— start Supplied material —
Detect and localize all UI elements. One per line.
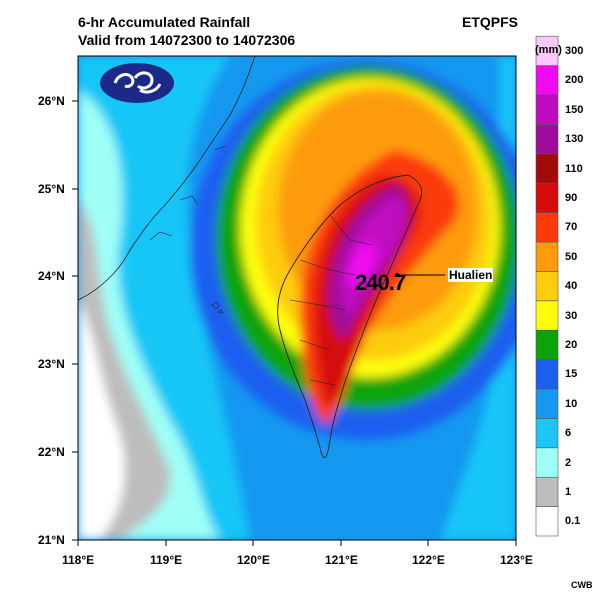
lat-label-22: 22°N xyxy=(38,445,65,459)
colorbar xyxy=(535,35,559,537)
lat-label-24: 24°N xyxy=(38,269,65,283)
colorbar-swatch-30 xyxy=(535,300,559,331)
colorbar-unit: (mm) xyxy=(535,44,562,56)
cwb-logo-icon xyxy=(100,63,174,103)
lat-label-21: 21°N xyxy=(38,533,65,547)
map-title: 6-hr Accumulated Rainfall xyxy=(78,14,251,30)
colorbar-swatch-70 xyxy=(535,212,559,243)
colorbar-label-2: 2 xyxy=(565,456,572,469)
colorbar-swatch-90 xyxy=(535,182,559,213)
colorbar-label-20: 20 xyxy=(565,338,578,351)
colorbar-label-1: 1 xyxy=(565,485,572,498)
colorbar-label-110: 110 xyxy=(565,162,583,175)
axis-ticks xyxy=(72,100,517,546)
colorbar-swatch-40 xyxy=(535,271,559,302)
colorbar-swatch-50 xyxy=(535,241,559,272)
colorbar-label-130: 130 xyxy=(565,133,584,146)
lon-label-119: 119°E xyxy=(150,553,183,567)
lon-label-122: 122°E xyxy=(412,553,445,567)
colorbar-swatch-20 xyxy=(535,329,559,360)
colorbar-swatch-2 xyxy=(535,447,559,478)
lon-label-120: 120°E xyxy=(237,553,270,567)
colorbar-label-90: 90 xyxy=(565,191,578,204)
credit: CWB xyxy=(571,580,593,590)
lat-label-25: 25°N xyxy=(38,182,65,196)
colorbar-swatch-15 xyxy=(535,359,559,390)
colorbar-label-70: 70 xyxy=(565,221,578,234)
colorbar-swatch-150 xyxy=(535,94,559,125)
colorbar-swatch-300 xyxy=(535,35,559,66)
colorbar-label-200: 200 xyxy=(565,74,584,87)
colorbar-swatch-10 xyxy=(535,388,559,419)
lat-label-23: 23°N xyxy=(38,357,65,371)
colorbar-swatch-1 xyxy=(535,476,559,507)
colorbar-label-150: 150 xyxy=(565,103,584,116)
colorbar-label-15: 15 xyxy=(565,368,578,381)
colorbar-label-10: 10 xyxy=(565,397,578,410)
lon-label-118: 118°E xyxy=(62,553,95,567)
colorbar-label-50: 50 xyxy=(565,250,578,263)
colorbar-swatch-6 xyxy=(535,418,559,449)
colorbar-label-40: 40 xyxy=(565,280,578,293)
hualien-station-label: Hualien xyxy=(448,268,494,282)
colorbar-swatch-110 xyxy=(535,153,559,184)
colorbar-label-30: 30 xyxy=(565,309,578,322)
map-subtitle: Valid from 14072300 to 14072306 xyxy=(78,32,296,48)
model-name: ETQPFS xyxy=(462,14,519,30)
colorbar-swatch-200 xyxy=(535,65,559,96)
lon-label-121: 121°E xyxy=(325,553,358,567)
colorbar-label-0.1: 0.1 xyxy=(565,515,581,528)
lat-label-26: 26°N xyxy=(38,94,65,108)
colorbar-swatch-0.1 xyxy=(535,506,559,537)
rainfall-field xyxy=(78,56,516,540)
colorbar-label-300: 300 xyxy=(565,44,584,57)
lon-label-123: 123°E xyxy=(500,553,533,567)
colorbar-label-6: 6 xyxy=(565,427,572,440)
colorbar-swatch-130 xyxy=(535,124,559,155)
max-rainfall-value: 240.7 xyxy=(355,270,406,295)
— end Supplied material —
— start Supplied material —
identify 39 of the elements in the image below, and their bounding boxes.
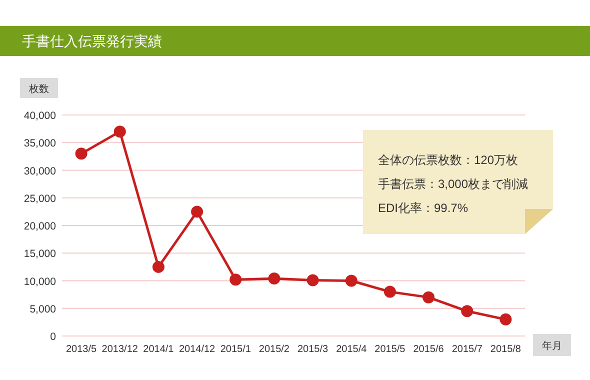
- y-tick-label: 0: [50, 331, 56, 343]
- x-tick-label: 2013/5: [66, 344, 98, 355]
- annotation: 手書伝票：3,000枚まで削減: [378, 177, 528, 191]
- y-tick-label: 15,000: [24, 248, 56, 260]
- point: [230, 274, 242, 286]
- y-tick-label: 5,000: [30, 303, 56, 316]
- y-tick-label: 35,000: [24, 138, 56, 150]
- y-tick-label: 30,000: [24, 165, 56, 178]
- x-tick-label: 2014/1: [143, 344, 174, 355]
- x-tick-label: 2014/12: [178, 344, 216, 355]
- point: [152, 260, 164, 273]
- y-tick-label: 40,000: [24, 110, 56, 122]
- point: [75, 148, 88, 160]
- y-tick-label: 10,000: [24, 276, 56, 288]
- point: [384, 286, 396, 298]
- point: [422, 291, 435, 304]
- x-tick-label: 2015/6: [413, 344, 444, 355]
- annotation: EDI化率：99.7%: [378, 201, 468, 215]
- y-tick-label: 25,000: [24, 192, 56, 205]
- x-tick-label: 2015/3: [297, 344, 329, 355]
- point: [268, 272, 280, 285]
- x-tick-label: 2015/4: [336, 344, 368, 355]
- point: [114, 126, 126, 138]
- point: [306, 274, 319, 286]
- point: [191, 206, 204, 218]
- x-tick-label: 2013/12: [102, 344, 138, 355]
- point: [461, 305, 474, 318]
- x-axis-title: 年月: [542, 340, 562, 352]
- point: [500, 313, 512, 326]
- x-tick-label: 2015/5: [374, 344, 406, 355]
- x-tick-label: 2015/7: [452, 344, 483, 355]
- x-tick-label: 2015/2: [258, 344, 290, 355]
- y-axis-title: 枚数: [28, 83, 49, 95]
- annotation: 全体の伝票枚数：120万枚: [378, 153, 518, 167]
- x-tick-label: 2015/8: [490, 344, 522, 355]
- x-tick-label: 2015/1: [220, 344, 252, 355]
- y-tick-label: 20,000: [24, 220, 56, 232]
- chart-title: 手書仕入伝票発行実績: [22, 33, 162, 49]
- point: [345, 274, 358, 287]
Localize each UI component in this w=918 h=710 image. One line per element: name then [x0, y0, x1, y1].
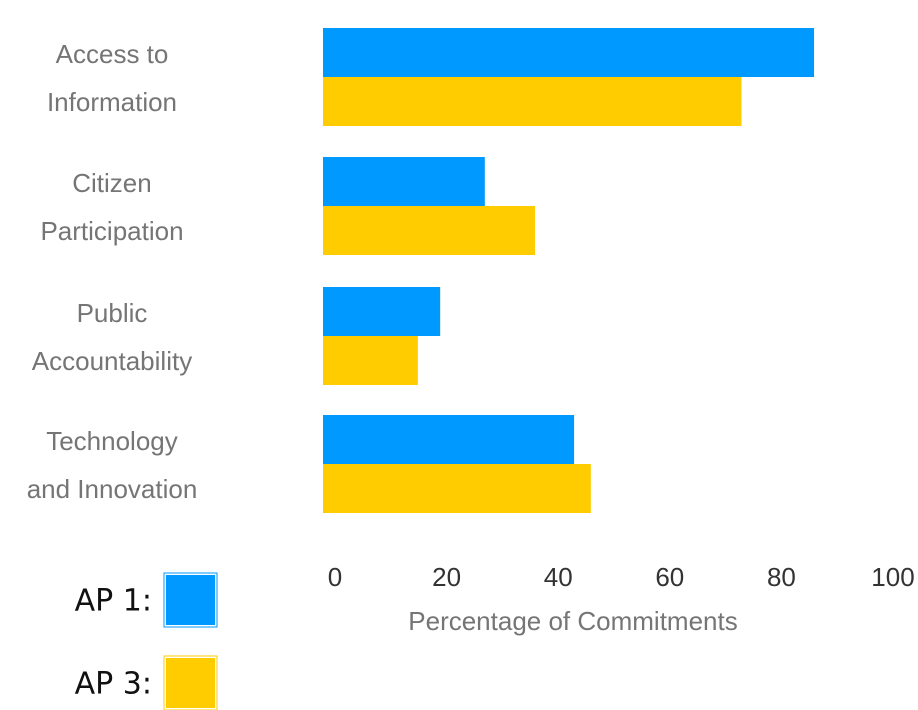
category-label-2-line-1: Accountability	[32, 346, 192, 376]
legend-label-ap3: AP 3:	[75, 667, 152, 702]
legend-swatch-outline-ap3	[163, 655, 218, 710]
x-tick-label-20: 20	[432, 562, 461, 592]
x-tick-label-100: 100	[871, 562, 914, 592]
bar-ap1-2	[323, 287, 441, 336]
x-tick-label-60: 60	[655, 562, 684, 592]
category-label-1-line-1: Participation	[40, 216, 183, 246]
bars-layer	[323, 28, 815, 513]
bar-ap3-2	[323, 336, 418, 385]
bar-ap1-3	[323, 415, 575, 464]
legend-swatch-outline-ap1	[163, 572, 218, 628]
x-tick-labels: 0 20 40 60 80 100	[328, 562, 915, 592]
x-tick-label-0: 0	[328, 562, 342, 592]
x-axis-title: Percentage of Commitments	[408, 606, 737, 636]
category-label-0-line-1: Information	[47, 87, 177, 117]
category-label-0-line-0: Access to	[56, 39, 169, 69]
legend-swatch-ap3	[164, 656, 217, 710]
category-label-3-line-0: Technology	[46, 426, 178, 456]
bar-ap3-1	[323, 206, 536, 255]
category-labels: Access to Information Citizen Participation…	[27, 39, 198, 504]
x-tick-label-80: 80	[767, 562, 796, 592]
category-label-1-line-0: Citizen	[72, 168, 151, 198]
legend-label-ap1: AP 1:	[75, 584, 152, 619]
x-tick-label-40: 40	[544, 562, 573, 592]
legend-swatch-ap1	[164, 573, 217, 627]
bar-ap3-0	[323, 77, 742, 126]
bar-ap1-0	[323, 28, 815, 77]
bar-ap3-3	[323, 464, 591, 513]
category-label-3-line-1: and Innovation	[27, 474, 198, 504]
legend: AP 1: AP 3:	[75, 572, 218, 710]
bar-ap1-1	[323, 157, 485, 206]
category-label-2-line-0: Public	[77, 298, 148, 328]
— end Supplied material —
— start Supplied material —
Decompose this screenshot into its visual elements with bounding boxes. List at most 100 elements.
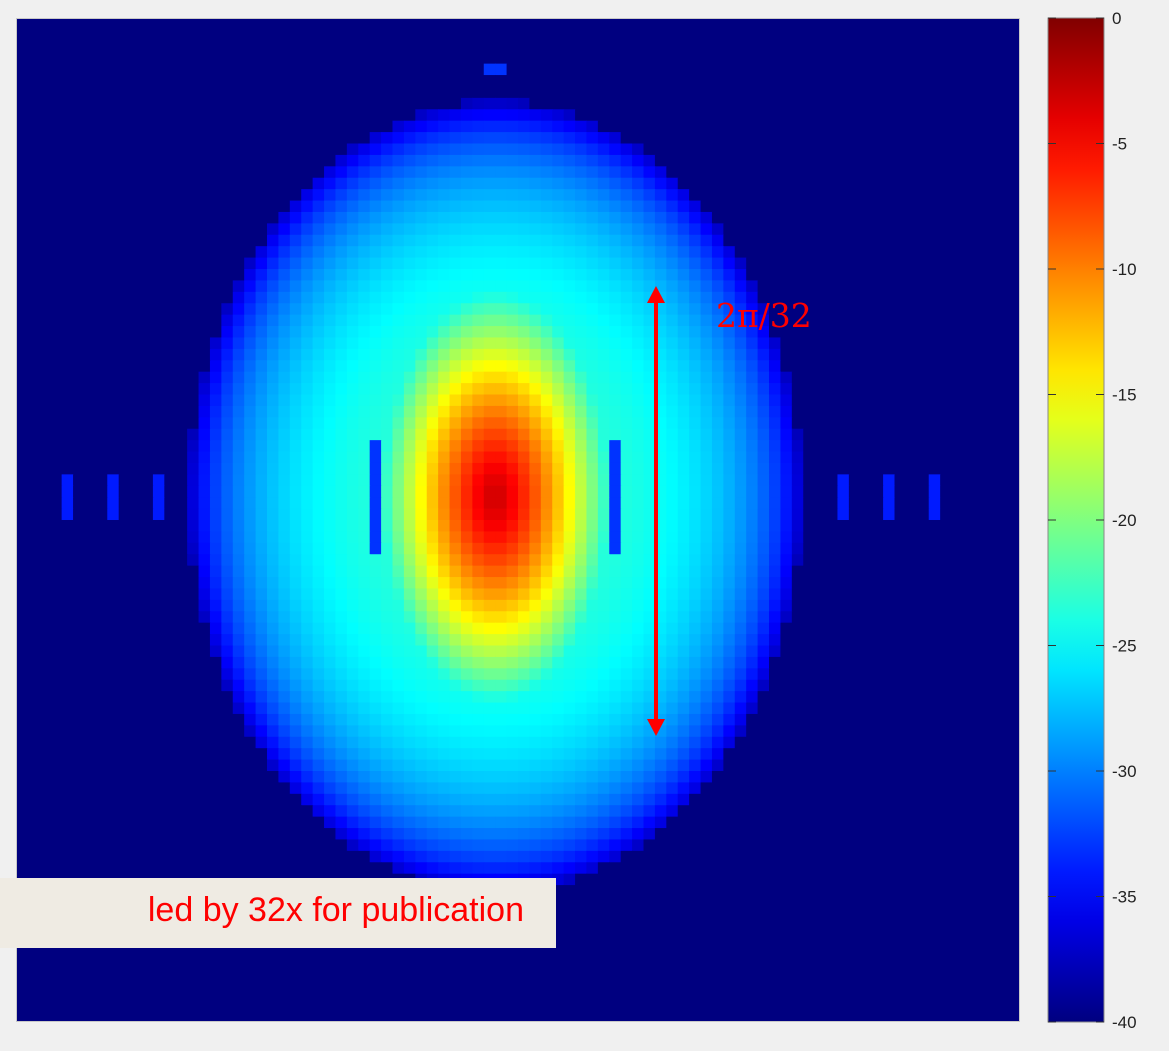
— end Supplied material —
> Objective: Swap "localize" for "locate" in the part that opens with the line containing "Detect and localize" and closes with the line containing "colorbar-swatch-50 xyxy=(535,241,559,272)", and leave every other word unchanged. Reproduce only those lines, and leave the pictures out.

> Solved exercise:
Detect and locate all UI elements. One per line.
lat-label-22: 22°N xyxy=(38,445,65,459)
colorbar xyxy=(535,35,559,537)
lat-label-24: 24°N xyxy=(38,269,65,283)
colorbar-swatch-30 xyxy=(535,300,559,331)
colorbar-unit: (mm) xyxy=(535,44,562,56)
cwb-logo-icon xyxy=(100,63,174,103)
lat-label-21: 21°N xyxy=(38,533,65,547)
map-title: 6-hr Accumulated Rainfall xyxy=(78,14,251,30)
colorbar-swatch-70 xyxy=(535,212,559,243)
colorbar-label-2: 2 xyxy=(565,456,572,469)
colorbar-swatch-90 xyxy=(535,182,559,213)
colorbar-label-20: 20 xyxy=(565,338,578,351)
colorbar-label-1: 1 xyxy=(565,485,572,498)
colorbar-label-110: 110 xyxy=(565,162,583,175)
axis-ticks xyxy=(72,100,517,546)
colorbar-swatch-40 xyxy=(535,271,559,302)
colorbar-swatch-50 xyxy=(535,241,559,272)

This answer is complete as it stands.